— Text extract —
MCTS: simulate from forward from state $s$ and backpropagate to estimate $Q(a,s)$ for each action.

But what if you don’t have access a model/simulator?

Model-free learning

We need:

A rule for deciding which action to perform at each step based on existing knowledge —> bandit strategy
Process for aggregating & assimulating info as we go to make more informed choices in the future —> Model-free RL method, e.g. MC learning

Multi-armed Bandits

Framework for selection strategy balancing exploration and exploitation

Multi-armed bandits

Intuition: For every state $s$, each action $a$ = slot machine with initually unknown payoff distributions $X_{a}$.

The “value” $Q(s, a)$ of $a$ corresponds to (current estimate of) $X_{a}$.

\[ Q_t(a, s) = \frac{R(a, t)}{N(a,s, t)} \]

where $N(a, s, t) =$ the number of times action $a$ has been performed in state $s$ at time $t$, and $R(a, t)$ is the total reward earned from those actions as of time $t$.

Bandit algorithm

Input: Multi-armed bandit problem $M = \langle a_i \sim X_i \rangle$

Output: $Q$-values $Q(a_i)$

$Q(a_i) \leftarrow 0$ for all arms $a_i$
$N(a_i) \leftarrow 0$ for all arms $a_i$
$t \leftarrow 1$

while $t < T$ do

$a \leftarrow$ select($t$)
execute arm $a$ for round $t$ and observe reward $r(a, t)$
$N(a) \leftarrow N(a) + 1$
$Q(a) \leftarrow \left(1 - \frac{1}{N(a)}\right)Q(a) + \frac{1}{N(a)}r(a, t)$
$t \leftarrow t+1$

Bandit Selection Rules

$\epsilon$-first
$\epsilon$-greedy
$\epsilon$-decreasing
Upper confidence bound (UCB)

— Dataset excerpt —
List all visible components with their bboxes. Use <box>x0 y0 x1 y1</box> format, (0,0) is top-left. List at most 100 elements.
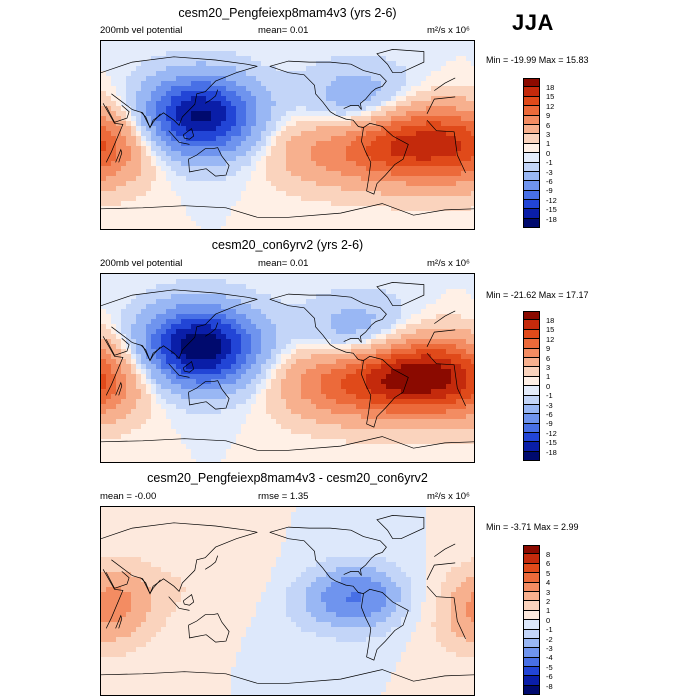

— Brief —
Return the stretch of the reinforcement learning notes from "execute arm $a$" through "confidence bound (UCB)", copied word for word.

— Answer below —
execute arm $a$ for round $t$ and observe reward $r(a, t)$
$N(a) \leftarrow N(a) + 1$
$Q(a) \leftarrow \left(1 - \frac{1}{N(a)}\right)Q(a) + \frac{1}{N(a)}r(a, t)$
$t \leftarrow t+1$

Bandit Selection Rules

$\epsilon$-first
$\epsilon$-greedy
$\epsilon$-decreasing
Upper confidence bound (UCB)